Exercise instructions ->
Leave out the images and repeat the listing below without a single change.

Information supplied ->

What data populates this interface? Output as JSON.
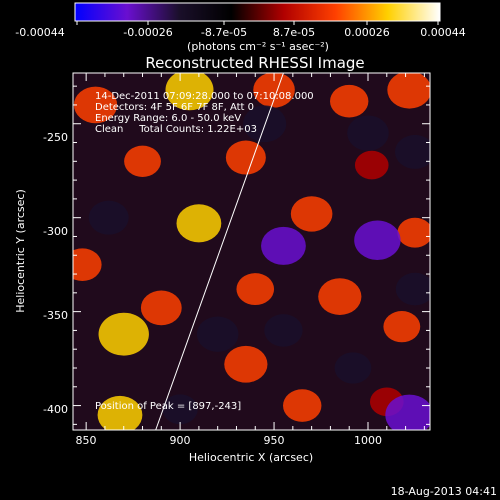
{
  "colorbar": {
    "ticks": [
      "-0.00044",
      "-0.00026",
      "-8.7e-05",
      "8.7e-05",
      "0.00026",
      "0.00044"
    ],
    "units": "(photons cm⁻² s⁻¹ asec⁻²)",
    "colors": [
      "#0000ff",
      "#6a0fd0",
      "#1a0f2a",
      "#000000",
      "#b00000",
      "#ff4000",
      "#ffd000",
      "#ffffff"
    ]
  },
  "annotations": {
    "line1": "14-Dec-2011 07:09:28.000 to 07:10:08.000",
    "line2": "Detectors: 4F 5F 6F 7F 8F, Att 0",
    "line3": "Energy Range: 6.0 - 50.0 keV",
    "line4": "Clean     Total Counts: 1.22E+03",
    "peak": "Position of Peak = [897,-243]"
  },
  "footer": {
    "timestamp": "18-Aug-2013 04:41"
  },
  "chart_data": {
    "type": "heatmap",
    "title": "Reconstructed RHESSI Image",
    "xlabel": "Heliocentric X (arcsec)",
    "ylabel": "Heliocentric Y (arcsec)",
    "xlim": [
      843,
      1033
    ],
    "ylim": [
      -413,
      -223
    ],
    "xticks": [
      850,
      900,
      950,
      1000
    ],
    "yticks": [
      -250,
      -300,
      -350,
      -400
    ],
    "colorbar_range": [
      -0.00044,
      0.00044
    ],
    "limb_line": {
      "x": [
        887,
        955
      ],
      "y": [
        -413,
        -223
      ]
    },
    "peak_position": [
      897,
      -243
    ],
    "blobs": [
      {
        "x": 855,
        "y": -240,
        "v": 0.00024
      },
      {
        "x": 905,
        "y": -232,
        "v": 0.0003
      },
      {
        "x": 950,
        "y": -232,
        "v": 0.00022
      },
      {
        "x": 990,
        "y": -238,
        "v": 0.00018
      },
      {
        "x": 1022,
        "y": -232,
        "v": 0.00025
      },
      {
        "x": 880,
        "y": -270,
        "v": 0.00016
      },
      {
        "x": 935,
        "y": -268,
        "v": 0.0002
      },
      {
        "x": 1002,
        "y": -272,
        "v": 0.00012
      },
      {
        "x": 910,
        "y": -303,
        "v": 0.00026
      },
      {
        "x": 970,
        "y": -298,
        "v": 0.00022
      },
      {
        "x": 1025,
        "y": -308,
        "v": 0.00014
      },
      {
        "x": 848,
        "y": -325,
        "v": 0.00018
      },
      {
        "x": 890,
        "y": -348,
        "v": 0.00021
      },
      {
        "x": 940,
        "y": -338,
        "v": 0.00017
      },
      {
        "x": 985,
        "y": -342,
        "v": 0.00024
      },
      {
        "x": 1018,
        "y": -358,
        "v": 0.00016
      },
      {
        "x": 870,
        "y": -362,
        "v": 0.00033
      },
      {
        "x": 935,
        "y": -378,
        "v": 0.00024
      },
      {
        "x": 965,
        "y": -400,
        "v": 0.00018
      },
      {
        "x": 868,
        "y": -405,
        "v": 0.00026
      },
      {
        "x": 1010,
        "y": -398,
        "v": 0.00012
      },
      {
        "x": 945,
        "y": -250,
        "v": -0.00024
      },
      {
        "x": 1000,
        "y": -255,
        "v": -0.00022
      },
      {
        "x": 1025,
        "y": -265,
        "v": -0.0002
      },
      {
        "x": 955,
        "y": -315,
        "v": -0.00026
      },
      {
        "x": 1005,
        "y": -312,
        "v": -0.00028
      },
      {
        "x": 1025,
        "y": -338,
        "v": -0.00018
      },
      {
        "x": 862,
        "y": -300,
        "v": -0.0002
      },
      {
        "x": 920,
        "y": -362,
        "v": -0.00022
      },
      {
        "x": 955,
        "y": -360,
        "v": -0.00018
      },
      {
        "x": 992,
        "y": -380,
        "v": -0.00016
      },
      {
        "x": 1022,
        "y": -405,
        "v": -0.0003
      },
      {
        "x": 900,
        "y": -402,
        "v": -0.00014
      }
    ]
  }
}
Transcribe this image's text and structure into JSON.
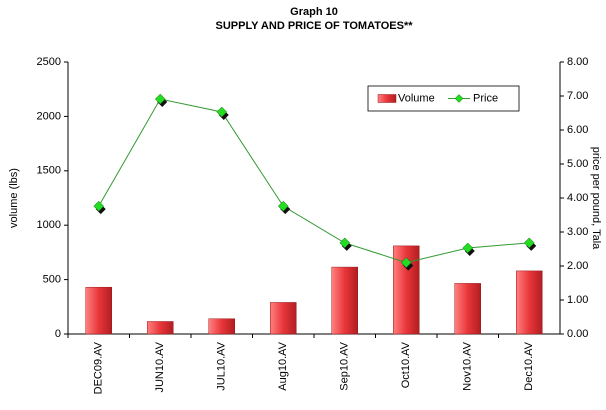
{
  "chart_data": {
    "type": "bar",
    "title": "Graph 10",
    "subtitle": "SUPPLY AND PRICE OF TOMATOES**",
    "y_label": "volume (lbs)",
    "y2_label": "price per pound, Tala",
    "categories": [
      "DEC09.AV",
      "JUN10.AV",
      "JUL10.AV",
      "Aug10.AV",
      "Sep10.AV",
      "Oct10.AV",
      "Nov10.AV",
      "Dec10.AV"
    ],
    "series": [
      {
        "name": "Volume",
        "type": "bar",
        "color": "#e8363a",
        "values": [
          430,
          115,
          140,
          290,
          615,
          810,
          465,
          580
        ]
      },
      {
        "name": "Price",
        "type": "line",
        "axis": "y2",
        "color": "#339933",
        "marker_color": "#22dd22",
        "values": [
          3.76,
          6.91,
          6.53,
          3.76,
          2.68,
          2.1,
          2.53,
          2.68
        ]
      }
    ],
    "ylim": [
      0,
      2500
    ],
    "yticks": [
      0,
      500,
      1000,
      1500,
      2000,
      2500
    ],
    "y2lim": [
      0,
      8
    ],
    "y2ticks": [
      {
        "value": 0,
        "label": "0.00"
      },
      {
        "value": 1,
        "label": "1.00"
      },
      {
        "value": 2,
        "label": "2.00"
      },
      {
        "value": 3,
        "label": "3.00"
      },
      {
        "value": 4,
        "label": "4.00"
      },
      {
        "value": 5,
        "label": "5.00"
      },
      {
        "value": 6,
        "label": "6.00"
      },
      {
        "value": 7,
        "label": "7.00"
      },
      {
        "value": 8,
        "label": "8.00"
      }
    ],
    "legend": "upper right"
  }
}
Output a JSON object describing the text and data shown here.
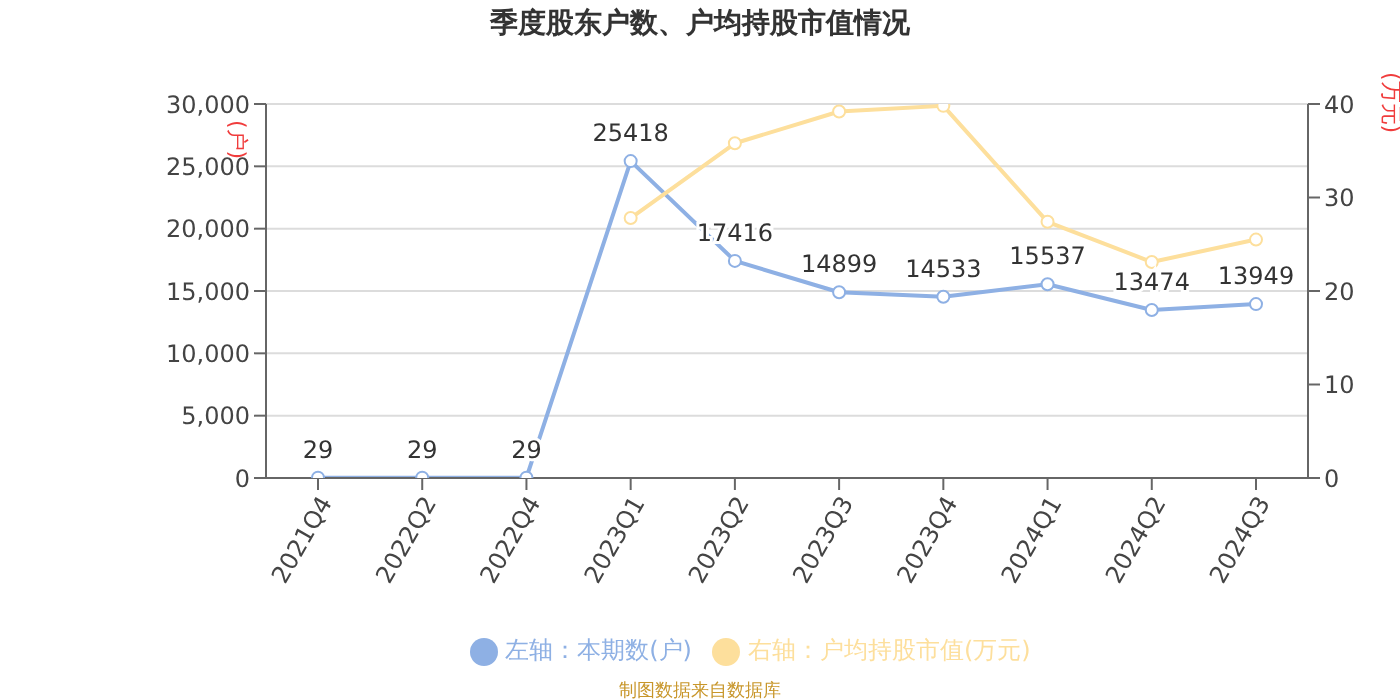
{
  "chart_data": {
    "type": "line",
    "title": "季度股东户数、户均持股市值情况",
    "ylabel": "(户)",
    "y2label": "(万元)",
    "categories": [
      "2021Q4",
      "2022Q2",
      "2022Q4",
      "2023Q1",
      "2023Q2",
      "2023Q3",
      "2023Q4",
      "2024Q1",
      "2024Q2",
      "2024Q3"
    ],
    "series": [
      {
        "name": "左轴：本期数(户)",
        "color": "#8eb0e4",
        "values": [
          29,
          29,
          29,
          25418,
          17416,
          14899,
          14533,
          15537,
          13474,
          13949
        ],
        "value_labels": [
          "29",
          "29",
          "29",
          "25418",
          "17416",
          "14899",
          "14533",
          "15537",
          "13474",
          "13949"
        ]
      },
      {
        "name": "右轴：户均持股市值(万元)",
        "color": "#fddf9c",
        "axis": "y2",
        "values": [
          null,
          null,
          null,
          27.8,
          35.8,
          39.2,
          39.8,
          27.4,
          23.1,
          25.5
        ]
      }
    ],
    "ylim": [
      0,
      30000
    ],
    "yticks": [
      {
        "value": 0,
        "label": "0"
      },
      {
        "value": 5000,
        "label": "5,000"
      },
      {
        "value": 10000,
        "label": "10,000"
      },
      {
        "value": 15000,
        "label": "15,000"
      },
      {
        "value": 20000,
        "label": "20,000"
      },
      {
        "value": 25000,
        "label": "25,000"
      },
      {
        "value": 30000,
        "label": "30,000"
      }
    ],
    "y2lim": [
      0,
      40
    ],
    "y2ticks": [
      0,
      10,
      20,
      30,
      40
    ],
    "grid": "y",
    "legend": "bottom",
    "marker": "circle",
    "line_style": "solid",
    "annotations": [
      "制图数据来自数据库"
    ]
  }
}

Correct answer ->
What data populates this interface? Output as JSON.
{
  "colorbar": {
    "ticks": [
      "-0.00044",
      "-0.00026",
      "-8.7e-05",
      "8.7e-05",
      "0.00026",
      "0.00044"
    ],
    "units": "(photons cm⁻² s⁻¹ asec⁻²)",
    "colors": [
      "#0000ff",
      "#6a0fd0",
      "#1a0f2a",
      "#000000",
      "#b00000",
      "#ff4000",
      "#ffd000",
      "#ffffff"
    ]
  },
  "annotations": {
    "line1": "14-Dec-2011 07:09:28.000 to 07:10:08.000",
    "line2": "Detectors: 4F 5F 6F 7F 8F, Att 0",
    "line3": "Energy Range: 6.0 - 50.0 keV",
    "line4": "Clean     Total Counts: 1.22E+03",
    "peak": "Position of Peak = [897,-243]"
  },
  "footer": {
    "timestamp": "18-Aug-2013 04:41"
  },
  "chart_data": {
    "type": "heatmap",
    "title": "Reconstructed RHESSI Image",
    "xlabel": "Heliocentric X (arcsec)",
    "ylabel": "Heliocentric Y (arcsec)",
    "xlim": [
      843,
      1033
    ],
    "ylim": [
      -413,
      -223
    ],
    "xticks": [
      850,
      900,
      950,
      1000
    ],
    "yticks": [
      -250,
      -300,
      -350,
      -400
    ],
    "colorbar_range": [
      -0.00044,
      0.00044
    ],
    "limb_line": {
      "x": [
        887,
        955
      ],
      "y": [
        -413,
        -223
      ]
    },
    "peak_position": [
      897,
      -243
    ],
    "blobs": [
      {
        "x": 855,
        "y": -240,
        "v": 0.00024
      },
      {
        "x": 905,
        "y": -232,
        "v": 0.0003
      },
      {
        "x": 950,
        "y": -232,
        "v": 0.00022
      },
      {
        "x": 990,
        "y": -238,
        "v": 0.00018
      },
      {
        "x": 1022,
        "y": -232,
        "v": 0.00025
      },
      {
        "x": 880,
        "y": -270,
        "v": 0.00016
      },
      {
        "x": 935,
        "y": -268,
        "v": 0.0002
      },
      {
        "x": 1002,
        "y": -272,
        "v": 0.00012
      },
      {
        "x": 910,
        "y": -303,
        "v": 0.00026
      },
      {
        "x": 970,
        "y": -298,
        "v": 0.00022
      },
      {
        "x": 1025,
        "y": -308,
        "v": 0.00014
      },
      {
        "x": 848,
        "y": -325,
        "v": 0.00018
      },
      {
        "x": 890,
        "y": -348,
        "v": 0.00021
      },
      {
        "x": 940,
        "y": -338,
        "v": 0.00017
      },
      {
        "x": 985,
        "y": -342,
        "v": 0.00024
      },
      {
        "x": 1018,
        "y": -358,
        "v": 0.00016
      },
      {
        "x": 870,
        "y": -362,
        "v": 0.00033
      },
      {
        "x": 935,
        "y": -378,
        "v": 0.00024
      },
      {
        "x": 965,
        "y": -400,
        "v": 0.00018
      },
      {
        "x": 868,
        "y": -405,
        "v": 0.00026
      },
      {
        "x": 1010,
        "y": -398,
        "v": 0.00012
      },
      {
        "x": 945,
        "y": -250,
        "v": -0.00024
      },
      {
        "x": 1000,
        "y": -255,
        "v": -0.00022
      },
      {
        "x": 1025,
        "y": -265,
        "v": -0.0002
      },
      {
        "x": 955,
        "y": -315,
        "v": -0.00026
      },
      {
        "x": 1005,
        "y": -312,
        "v": -0.00028
      },
      {
        "x": 1025,
        "y": -338,
        "v": -0.00018
      },
      {
        "x": 862,
        "y": -300,
        "v": -0.0002
      },
      {
        "x": 920,
        "y": -362,
        "v": -0.00022
      },
      {
        "x": 955,
        "y": -360,
        "v": -0.00018
      },
      {
        "x": 992,
        "y": -380,
        "v": -0.00016
      },
      {
        "x": 1022,
        "y": -405,
        "v": -0.0003
      },
      {
        "x": 900,
        "y": -402,
        "v": -0.00014
      }
    ]
  }
}
Transcribe this image's text and structure into JSON.
{
  "chart_data": {
    "type": "bar",
    "title": "Graph 10",
    "subtitle": "SUPPLY AND PRICE OF TOMATOES**",
    "y_label": "volume (lbs)",
    "y2_label": "price per pound, Tala",
    "categories": [
      "DEC09.AV",
      "JUN10.AV",
      "JUL10.AV",
      "Aug10.AV",
      "Sep10.AV",
      "Oct10.AV",
      "Nov10.AV",
      "Dec10.AV"
    ],
    "series": [
      {
        "name": "Volume",
        "type": "bar",
        "color": "#e8363a",
        "values": [
          430,
          115,
          140,
          290,
          615,
          810,
          465,
          580
        ]
      },
      {
        "name": "Price",
        "type": "line",
        "axis": "y2",
        "color": "#339933",
        "marker_color": "#22dd22",
        "values": [
          3.76,
          6.91,
          6.53,
          3.76,
          2.68,
          2.1,
          2.53,
          2.68
        ]
      }
    ],
    "ylim": [
      0,
      2500
    ],
    "yticks": [
      0,
      500,
      1000,
      1500,
      2000,
      2500
    ],
    "y2lim": [
      0,
      8
    ],
    "y2ticks": [
      {
        "value": 0,
        "label": "0.00"
      },
      {
        "value": 1,
        "label": "1.00"
      },
      {
        "value": 2,
        "label": "2.00"
      },
      {
        "value": 3,
        "label": "3.00"
      },
      {
        "value": 4,
        "label": "4.00"
      },
      {
        "value": 5,
        "label": "5.00"
      },
      {
        "value": 6,
        "label": "6.00"
      },
      {
        "value": 7,
        "label": "7.00"
      },
      {
        "value": 8,
        "label": "8.00"
      }
    ],
    "legend": "upper right"
  }
}
Output a JSON object describing the text and data shown here.
{
  "chart_data": {
    "type": "line",
    "title": "季度股东户数、户均持股市值情况",
    "ylabel": "(户)",
    "y2label": "(万元)",
    "categories": [
      "2021Q4",
      "2022Q2",
      "2022Q4",
      "2023Q1",
      "2023Q2",
      "2023Q3",
      "2023Q4",
      "2024Q1",
      "2024Q2",
      "2024Q3"
    ],
    "series": [
      {
        "name": "左轴：本期数(户)",
        "color": "#8eb0e4",
        "values": [
          29,
          29,
          29,
          25418,
          17416,
          14899,
          14533,
          15537,
          13474,
          13949
        ],
        "value_labels": [
          "29",
          "29",
          "29",
          "25418",
          "17416",
          "14899",
          "14533",
          "15537",
          "13474",
          "13949"
        ]
      },
      {
        "name": "右轴：户均持股市值(万元)",
        "color": "#fddf9c",
        "axis": "y2",
        "values": [
          null,
          null,
          null,
          27.8,
          35.8,
          39.2,
          39.8,
          27.4,
          23.1,
          25.5
        ]
      }
    ],
    "ylim": [
      0,
      30000
    ],
    "yticks": [
      {
        "value": 0,
        "label": "0"
      },
      {
        "value": 5000,
        "label": "5,000"
      },
      {
        "value": 10000,
        "label": "10,000"
      },
      {
        "value": 15000,
        "label": "15,000"
      },
      {
        "value": 20000,
        "label": "20,000"
      },
      {
        "value": 25000,
        "label": "25,000"
      },
      {
        "value": 30000,
        "label": "30,000"
      }
    ],
    "y2lim": [
      0,
      40
    ],
    "y2ticks": [
      0,
      10,
      20,
      30,
      40
    ],
    "grid": "y",
    "legend": "bottom",
    "marker": "circle",
    "line_style": "solid",
    "annotations": [
      "制图数据来自数据库"
    ]
  }
}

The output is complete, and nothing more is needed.